• **WORK INSTRUCTIONS**: Find all lines in the records that include the word "negative", and copy them out.

• **DATA FOR PROCESSING**:
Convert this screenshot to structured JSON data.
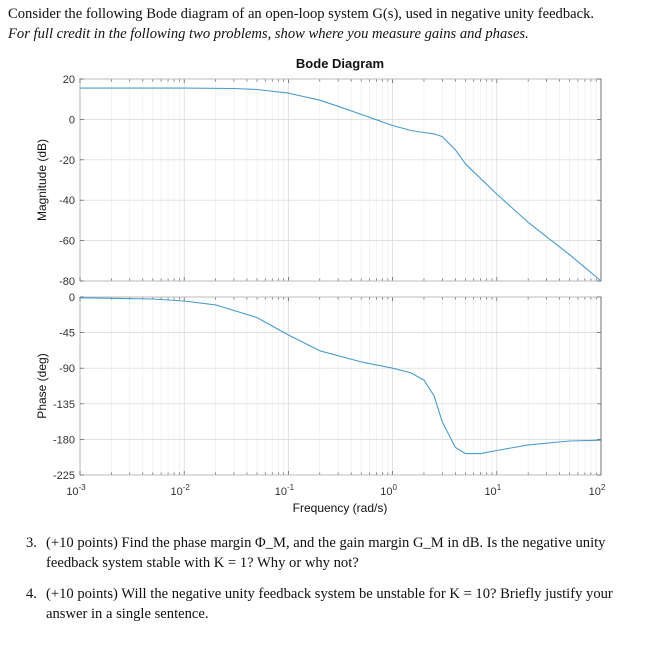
{
  "intro": {
    "line1": "Consider the following Bode diagram of an open-loop system G(s), used in negative unity feedback.",
    "line2": "For full credit in the following two problems, show where you measure gains and phases."
  },
  "chart_data": {
    "type": "line",
    "title": "Bode Diagram",
    "xlabel": "Frequency (rad/s)",
    "x_scale": "log",
    "xlim": [
      0.001,
      100
    ],
    "x_ticks": [
      0.001,
      0.01,
      0.1,
      1,
      10,
      100
    ],
    "x_tick_labels": [
      {
        "base": "10",
        "exp": "-3"
      },
      {
        "base": "10",
        "exp": "-2"
      },
      {
        "base": "10",
        "exp": "-1"
      },
      {
        "base": "10",
        "exp": "0"
      },
      {
        "base": "10",
        "exp": "1"
      },
      {
        "base": "10",
        "exp": "2"
      }
    ],
    "grid": true,
    "color": "#4a9bd0",
    "magnitude": {
      "ylabel": "Magnitude (dB)",
      "ylim": [
        -80,
        20
      ],
      "y_ticks": [
        20,
        0,
        -20,
        -40,
        -60,
        -80
      ],
      "w": [
        0.001,
        0.01,
        0.03,
        0.05,
        0.1,
        0.2,
        0.3,
        0.5,
        1,
        1.5,
        2,
        2.5,
        3,
        4,
        5,
        10,
        20,
        50,
        100
      ],
      "db": [
        15.5,
        15.5,
        15.3,
        14.8,
        13,
        9.5,
        6.5,
        2.5,
        -3,
        -5.5,
        -6.5,
        -7.2,
        -8.5,
        -15,
        -22,
        -37,
        -51,
        -67,
        -80
      ]
    },
    "phase": {
      "ylabel": "Phase (deg)",
      "ylim": [
        -225,
        0
      ],
      "y_ticks": [
        0,
        -45,
        -90,
        -135,
        -180,
        -225
      ],
      "w": [
        0.001,
        0.005,
        0.01,
        0.02,
        0.05,
        0.1,
        0.2,
        0.5,
        1,
        1.5,
        2,
        2.5,
        3,
        4,
        5,
        7,
        10,
        20,
        50,
        100
      ],
      "deg": [
        -1,
        -2.5,
        -5,
        -10,
        -26,
        -48,
        -68,
        -82,
        -90,
        -96,
        -105,
        -125,
        -158,
        -190,
        -198,
        -198,
        -194,
        -187,
        -182,
        -181
      ]
    }
  },
  "questions": [
    {
      "num": "3.",
      "text": "(+10 points) Find the phase margin Φ_M, and the gain margin G_M in dB. Is the negative unity feedback system stable with K = 1? Why or why not?"
    },
    {
      "num": "4.",
      "text": "(+10 points) Will the negative unity feedback system be unstable for K = 10? Briefly justify your answer in a single sentence."
    }
  ]
}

• **EXERCISE RESPONSE**:
    "line1": "Consider the following Bode diagram of an open-loop system G(s), used in negative unity feedback.",
      "text": "(+10 points) Find the phase margin Φ_M, and the gain margin G_M in dB. Is the negative unity feedback system stable with K = 1? Why or why not?"
      "text": "(+10 points) Will the negative unity feedback system be unstable for K = 10? Briefly justify your answer in a single sentence."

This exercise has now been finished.